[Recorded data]
START
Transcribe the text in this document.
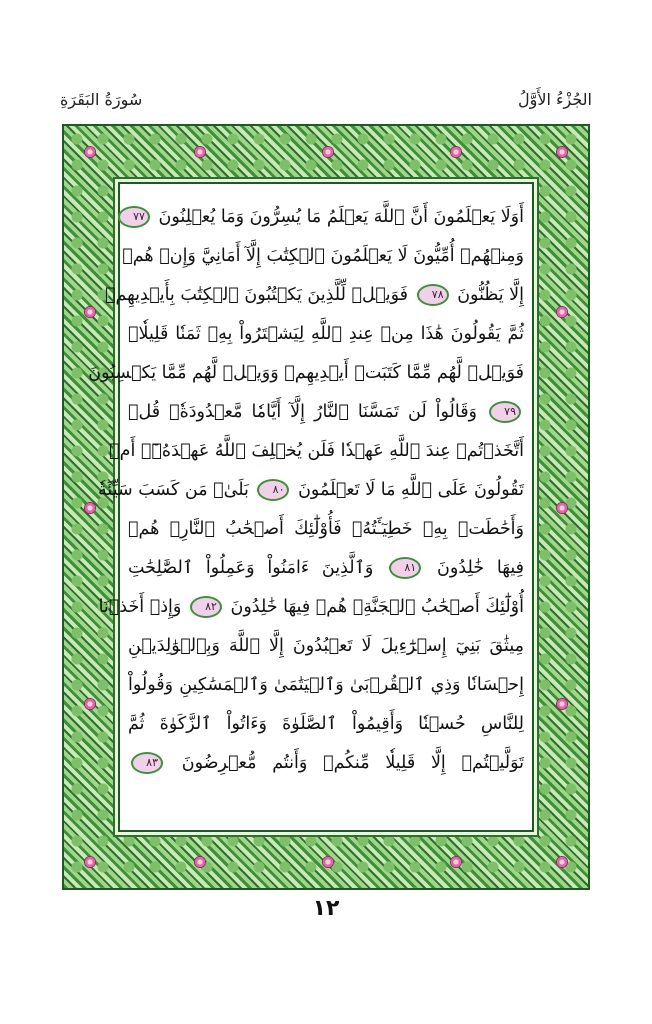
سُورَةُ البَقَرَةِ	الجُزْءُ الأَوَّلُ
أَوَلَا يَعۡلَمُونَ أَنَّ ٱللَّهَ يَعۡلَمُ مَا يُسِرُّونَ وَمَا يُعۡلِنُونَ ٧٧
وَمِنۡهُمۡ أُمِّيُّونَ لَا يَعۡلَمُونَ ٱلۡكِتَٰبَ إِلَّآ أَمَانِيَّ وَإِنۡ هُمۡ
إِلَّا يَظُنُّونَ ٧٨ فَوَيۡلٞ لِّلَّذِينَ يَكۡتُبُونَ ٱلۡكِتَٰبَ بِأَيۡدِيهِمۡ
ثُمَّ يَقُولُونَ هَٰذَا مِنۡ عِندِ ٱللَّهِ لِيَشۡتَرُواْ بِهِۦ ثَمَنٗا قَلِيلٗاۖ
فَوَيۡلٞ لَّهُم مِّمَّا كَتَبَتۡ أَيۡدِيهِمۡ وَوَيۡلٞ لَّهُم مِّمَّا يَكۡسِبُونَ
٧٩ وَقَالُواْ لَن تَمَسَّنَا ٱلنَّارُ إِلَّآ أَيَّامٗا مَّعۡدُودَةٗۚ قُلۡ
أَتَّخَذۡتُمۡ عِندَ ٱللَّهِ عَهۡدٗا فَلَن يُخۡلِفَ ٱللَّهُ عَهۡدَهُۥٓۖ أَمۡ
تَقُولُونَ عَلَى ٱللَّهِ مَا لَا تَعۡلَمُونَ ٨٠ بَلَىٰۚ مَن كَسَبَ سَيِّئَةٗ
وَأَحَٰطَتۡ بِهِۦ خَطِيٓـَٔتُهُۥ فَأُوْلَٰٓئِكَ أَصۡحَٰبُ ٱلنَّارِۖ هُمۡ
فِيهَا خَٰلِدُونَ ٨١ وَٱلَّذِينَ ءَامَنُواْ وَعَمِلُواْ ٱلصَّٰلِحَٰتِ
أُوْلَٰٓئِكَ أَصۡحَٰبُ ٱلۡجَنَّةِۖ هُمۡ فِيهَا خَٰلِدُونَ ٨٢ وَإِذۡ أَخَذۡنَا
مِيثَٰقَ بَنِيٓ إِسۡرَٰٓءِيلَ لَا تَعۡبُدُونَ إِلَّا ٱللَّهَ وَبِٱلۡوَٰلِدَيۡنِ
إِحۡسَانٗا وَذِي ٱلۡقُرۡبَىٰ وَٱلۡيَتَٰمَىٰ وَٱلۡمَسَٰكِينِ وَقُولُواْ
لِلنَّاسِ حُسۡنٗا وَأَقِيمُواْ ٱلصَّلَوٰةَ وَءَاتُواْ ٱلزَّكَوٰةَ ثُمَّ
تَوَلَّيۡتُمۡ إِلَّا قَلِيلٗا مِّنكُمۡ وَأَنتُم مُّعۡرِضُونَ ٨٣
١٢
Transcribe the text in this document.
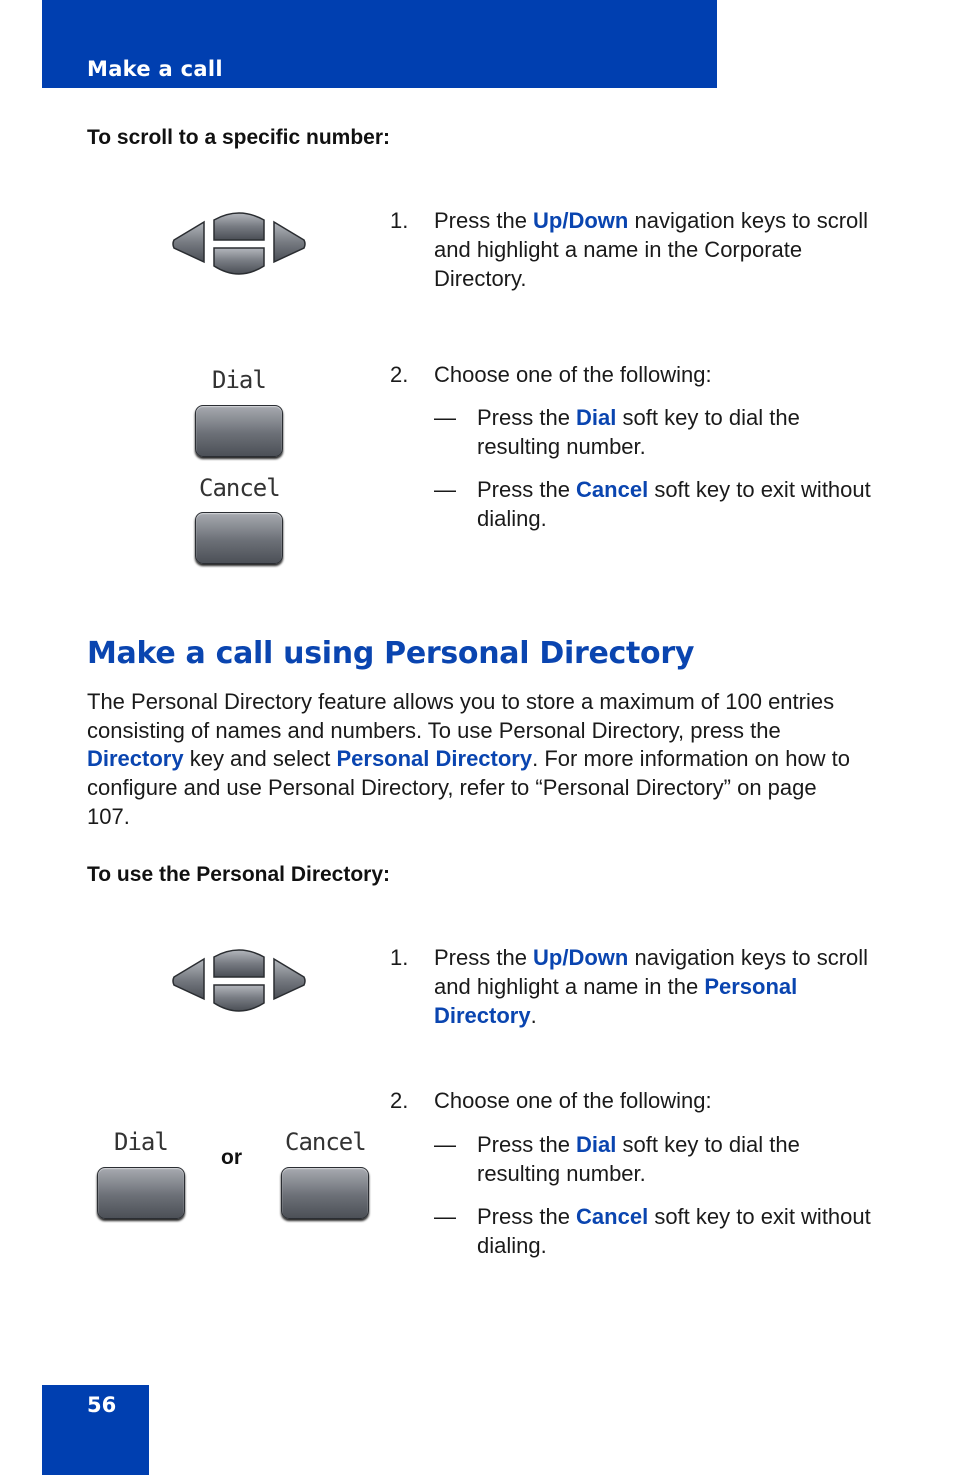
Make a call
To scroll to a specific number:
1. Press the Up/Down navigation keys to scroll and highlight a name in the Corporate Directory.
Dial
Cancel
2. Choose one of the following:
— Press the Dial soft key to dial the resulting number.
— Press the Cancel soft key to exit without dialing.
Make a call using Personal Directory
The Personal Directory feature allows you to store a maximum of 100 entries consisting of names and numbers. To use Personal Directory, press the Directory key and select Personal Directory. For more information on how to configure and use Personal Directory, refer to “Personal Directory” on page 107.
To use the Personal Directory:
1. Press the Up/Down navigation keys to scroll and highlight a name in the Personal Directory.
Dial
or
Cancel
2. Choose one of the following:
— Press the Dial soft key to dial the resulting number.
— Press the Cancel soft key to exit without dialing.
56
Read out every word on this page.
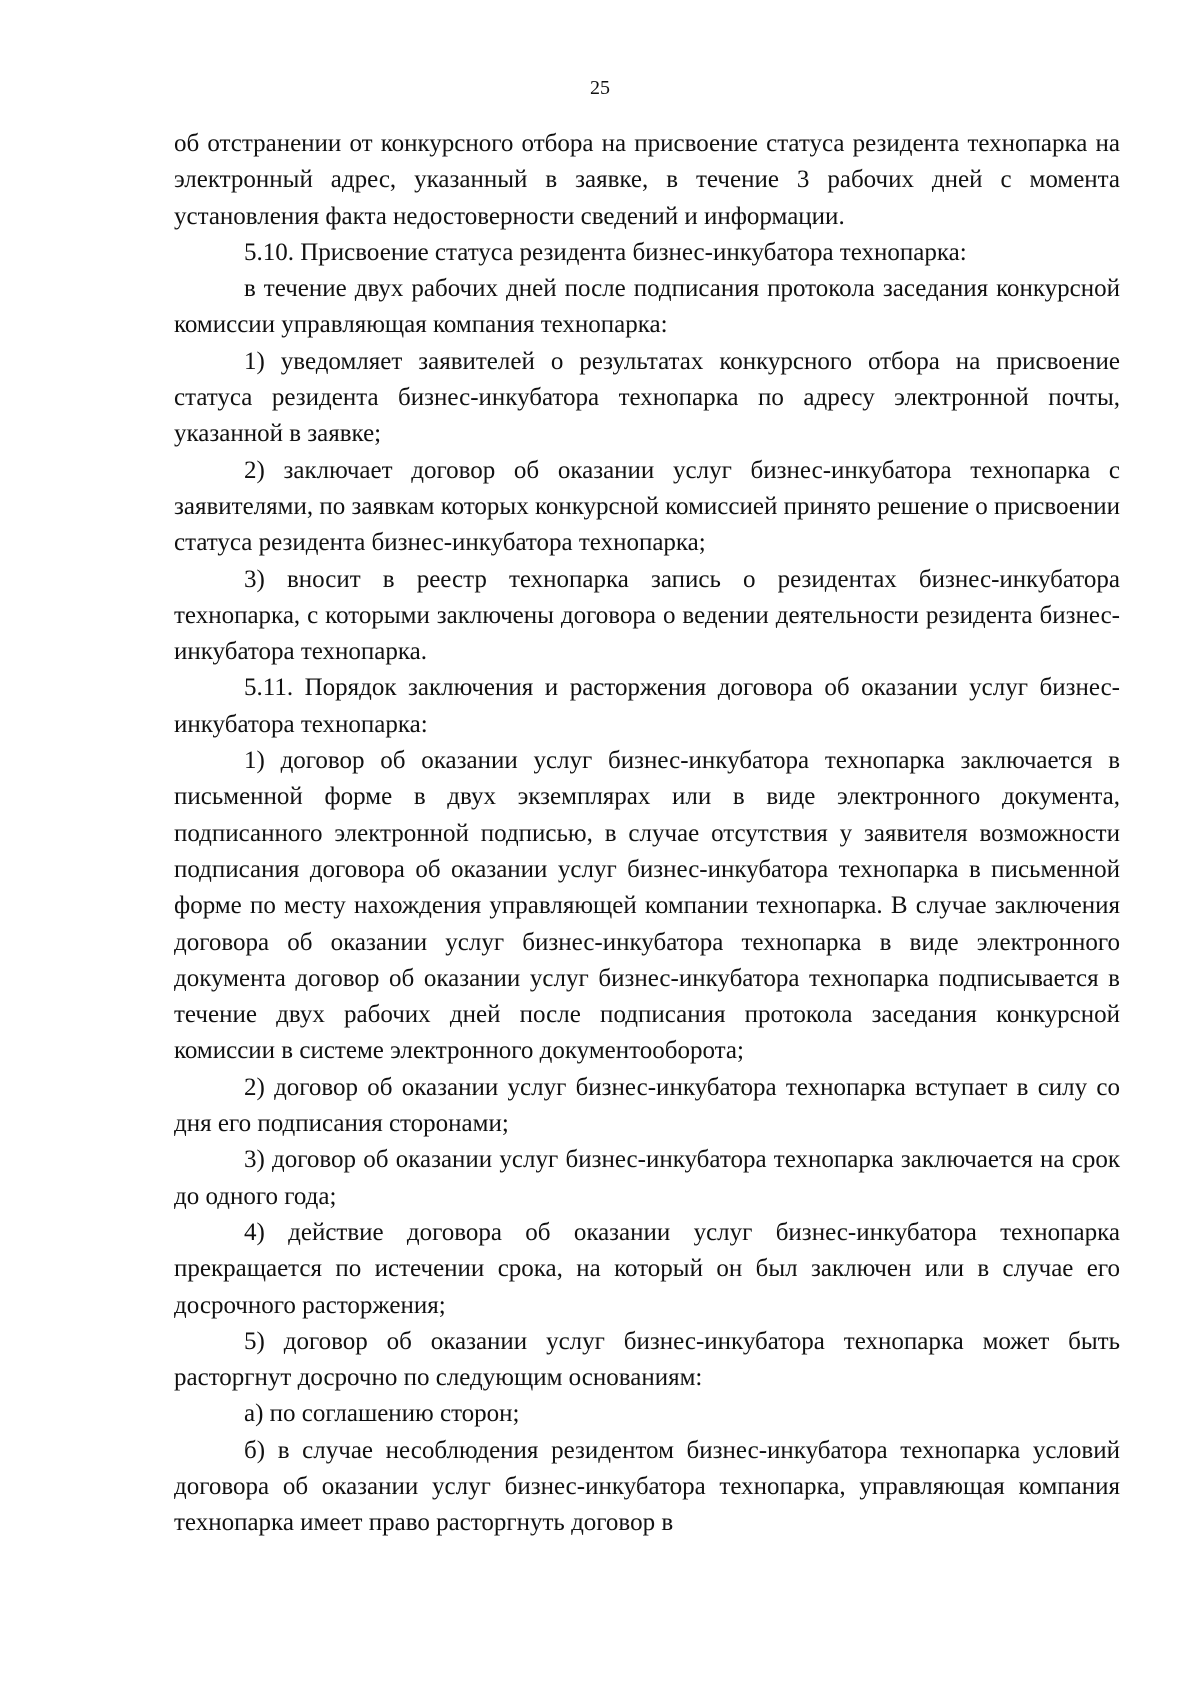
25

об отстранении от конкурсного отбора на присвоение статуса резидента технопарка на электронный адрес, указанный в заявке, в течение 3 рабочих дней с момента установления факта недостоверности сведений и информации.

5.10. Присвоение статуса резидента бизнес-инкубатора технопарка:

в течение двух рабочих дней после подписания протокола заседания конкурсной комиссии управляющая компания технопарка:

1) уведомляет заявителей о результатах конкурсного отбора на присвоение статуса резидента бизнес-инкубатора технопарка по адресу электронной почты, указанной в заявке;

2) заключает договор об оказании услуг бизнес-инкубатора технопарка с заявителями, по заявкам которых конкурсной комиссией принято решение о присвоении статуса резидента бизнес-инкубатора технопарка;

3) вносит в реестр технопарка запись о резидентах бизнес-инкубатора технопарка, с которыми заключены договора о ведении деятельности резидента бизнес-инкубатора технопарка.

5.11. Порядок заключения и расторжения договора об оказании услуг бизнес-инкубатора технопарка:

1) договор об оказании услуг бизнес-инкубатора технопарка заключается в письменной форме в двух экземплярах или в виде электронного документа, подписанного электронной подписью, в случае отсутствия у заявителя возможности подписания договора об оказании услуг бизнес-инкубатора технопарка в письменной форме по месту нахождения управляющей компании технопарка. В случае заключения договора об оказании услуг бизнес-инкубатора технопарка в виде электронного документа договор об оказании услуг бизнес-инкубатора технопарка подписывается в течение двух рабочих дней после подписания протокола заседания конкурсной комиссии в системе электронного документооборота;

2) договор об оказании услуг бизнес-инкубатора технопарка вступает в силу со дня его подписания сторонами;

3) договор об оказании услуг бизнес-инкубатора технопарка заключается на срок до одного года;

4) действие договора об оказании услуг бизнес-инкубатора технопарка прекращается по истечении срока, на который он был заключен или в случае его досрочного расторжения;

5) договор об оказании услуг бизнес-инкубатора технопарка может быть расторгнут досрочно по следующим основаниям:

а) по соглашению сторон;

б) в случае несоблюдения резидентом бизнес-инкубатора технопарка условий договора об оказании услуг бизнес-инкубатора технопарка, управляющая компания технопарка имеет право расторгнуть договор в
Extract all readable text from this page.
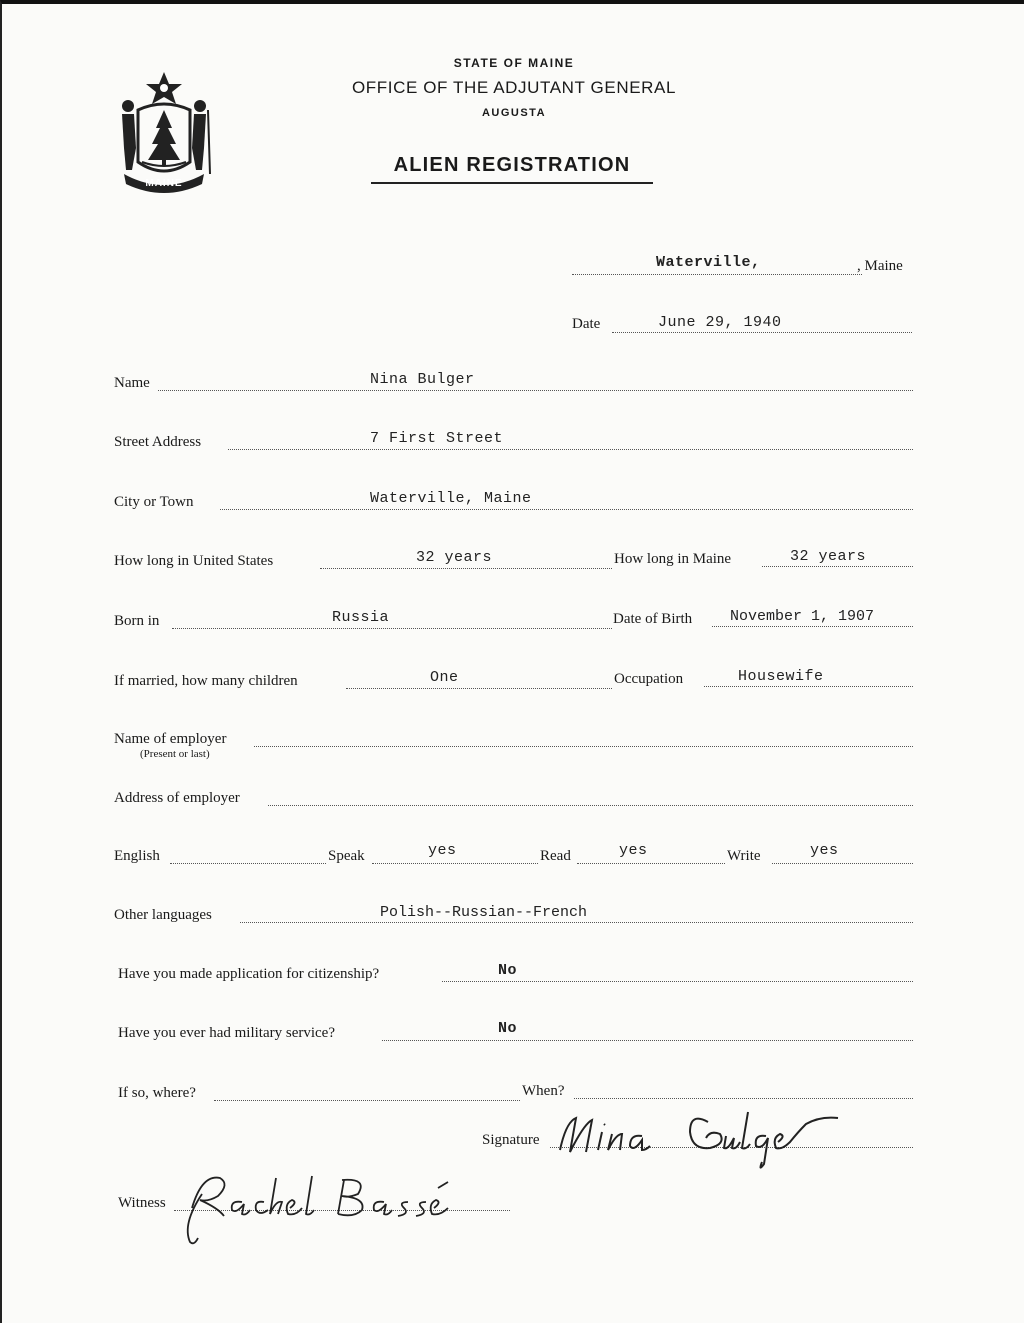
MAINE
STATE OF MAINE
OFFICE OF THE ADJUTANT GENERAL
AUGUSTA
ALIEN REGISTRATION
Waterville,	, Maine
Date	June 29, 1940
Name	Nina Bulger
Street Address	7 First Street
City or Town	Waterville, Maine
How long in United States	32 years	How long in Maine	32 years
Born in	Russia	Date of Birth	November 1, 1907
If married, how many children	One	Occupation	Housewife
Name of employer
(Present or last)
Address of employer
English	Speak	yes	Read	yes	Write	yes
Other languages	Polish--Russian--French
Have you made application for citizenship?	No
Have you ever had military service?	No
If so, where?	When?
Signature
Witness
END
▸ Written instruction
Which lines in the records above contain the string "Make"? Copy each one.

▸ The solution
Make a call
Make a call using Personal Directory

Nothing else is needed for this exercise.